EXERCISE SET:
1: Please extract the passage from the bike decal thread starting at "## LandShark'n (Jan" and ending at "with the communiation.".
2: In the bike decal thread, what price is given for a full bike kit from Marco?

SUPPLIED PASSAGE:
# Custom Bike Decals - Where To Buy ?



## gb155 (Mar 26, 2011)

Morning All, I am looking at getting the below decal, can you advise where I can get one made from ?

Thanks 

Gaz


----------



## RUFUSPHOTO (Oct 14, 2010)

Just buy a sharpie and write it on. When you don't want it on there anymore just use a rag and WD 40 to remove it.


----------



## fab4 (Jan 8, 2003)

gb155 said:


> Morning All, I am looking at getting the below decal, can you advise where I can get one made from ?
> 
> Thanks
> 
> Gaz


There's a guy in Brazil that can almost create any bike decals you wish. His name is Marco. You can email him at: [email protected]


----------



## brucew (Jun 3, 2006)

Victory Circle Graphics 

Skip their store and the pre-designed stuff and call them directly. They make all decals for many of the custom framebuilders.


----------



## DiegoMontoya (Apr 11, 2010)

brucew said:


> Victory Circle Graphics
> 
> Skip their store and the pre-designed stuff and call them directly. They make all decals for many of the custom framebuilders.


They won't do custom anymore. I emailed them.


----------



## jswilson64 (May 20, 2008)

Look for car customizing/accessory places - the kind of place that sells extra loud mufflers for teenage boys to put on their Honda Civics. They probably make, or can recommend, a local graphics shop.


----------



## Mootsie (Feb 4, 2004)

Any sign shop can do decals. There are also sources online like

http://www.bikenames.com/
http://www.decalfx.com/


----------



## JustTooBig (Aug 11, 2005)

hell, wander over to the Lounge and look up *Chain* .... he does good decals.


----------



## LandShark'n (Jan 10, 2011)

Try Velocals.com. I never used them, but wouldn't mind hearing first hand experience from someone who does.


----------



## Tubby1536 (Jan 16, 2011)

I will second the motion for Marco. He does good work as is cheap ~$40 for a full bike kit. You can see his designs here http://designstickers.blogspot.com/

He only speaks portugese though. Bable fish helps with the communiation.


----------



## Camilo (Jun 23, 2007)

Any local sign shop. Especilly easy if you can design it on your own computer and give them a thumb drive.

Weather and UV resistant/immune material and ink. Any color and/or clear.

I've used this source for decals for a boat motor I re-habbed and the stickers not only looked OEM, they're lasting very well. The transparent ones are invisible.


----------



## foggypeake (Sep 11, 2005)

LandShark'n said:


> Try Velocals.com. I never used them, but wouldn't mind hearing first hand experience from someone who does.



I ordered from J.R., the guy who runs Velocals, and he matched a set of Scapin decals EXACTLY. He also was able replicate a Columbus EL-OS decal.

Great service and relatively quick turnaround. I'd recommend working with him.

MATERIAL:
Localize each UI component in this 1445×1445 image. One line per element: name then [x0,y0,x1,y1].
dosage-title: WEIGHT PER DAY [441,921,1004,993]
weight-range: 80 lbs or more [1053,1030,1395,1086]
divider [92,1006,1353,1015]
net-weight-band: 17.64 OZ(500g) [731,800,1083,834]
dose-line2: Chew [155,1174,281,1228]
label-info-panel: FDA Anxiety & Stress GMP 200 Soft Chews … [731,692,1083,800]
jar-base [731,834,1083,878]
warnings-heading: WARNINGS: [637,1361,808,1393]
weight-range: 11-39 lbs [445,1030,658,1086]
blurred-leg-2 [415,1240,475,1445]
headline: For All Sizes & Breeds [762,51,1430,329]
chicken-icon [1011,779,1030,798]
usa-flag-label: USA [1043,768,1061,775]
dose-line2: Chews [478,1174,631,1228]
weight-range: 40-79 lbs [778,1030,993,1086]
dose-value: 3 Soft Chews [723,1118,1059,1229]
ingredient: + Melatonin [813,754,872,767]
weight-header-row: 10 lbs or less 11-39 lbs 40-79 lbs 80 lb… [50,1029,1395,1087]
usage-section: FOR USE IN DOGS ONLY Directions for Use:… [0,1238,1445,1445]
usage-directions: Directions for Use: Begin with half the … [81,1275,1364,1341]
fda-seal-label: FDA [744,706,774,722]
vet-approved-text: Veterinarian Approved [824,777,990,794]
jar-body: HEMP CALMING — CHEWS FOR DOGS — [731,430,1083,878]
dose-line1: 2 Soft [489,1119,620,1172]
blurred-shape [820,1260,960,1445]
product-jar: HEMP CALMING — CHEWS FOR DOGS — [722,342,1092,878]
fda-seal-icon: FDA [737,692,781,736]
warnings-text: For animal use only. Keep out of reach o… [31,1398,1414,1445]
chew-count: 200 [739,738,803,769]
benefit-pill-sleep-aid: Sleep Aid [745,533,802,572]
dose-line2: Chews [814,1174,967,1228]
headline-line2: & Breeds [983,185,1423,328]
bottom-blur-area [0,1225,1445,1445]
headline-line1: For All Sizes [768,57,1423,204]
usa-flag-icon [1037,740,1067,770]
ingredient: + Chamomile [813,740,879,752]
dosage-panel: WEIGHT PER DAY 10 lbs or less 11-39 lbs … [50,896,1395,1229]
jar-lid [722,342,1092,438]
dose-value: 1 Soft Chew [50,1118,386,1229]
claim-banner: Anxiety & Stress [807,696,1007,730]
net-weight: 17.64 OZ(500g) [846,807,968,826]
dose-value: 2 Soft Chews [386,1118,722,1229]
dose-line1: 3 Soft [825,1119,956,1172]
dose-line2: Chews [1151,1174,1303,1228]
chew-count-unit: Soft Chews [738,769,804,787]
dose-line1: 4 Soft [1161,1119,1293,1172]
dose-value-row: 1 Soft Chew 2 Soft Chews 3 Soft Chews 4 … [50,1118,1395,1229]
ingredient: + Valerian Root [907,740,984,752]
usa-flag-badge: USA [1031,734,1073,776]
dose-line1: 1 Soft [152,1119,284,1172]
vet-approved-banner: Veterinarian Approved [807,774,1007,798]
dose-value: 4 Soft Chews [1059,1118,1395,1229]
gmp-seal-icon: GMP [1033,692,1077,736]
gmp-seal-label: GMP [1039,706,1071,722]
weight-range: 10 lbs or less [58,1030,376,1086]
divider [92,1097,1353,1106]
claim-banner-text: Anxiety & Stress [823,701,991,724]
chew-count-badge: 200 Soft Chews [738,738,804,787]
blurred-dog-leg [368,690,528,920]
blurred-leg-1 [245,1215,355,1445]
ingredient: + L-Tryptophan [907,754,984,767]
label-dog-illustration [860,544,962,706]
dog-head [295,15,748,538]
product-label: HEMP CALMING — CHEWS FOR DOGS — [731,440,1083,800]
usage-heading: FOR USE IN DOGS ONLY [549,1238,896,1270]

SOLUTION LIST:
1:
## LandShark'n (Jan 10, 2011)

Try Velocals.com. I never used them, but wouldn't mind hearing first hand experience from someone who does.


----------



## Tubby1536 (Jan 16, 2011)

I will second the motion for Marco. He does good work as is cheap ~$40 for a full bike kit. You can see his designs here http://designstickers.blogspot.com/

He only speaks portugese though. Bable fish helps with the communiation.

2: About $40.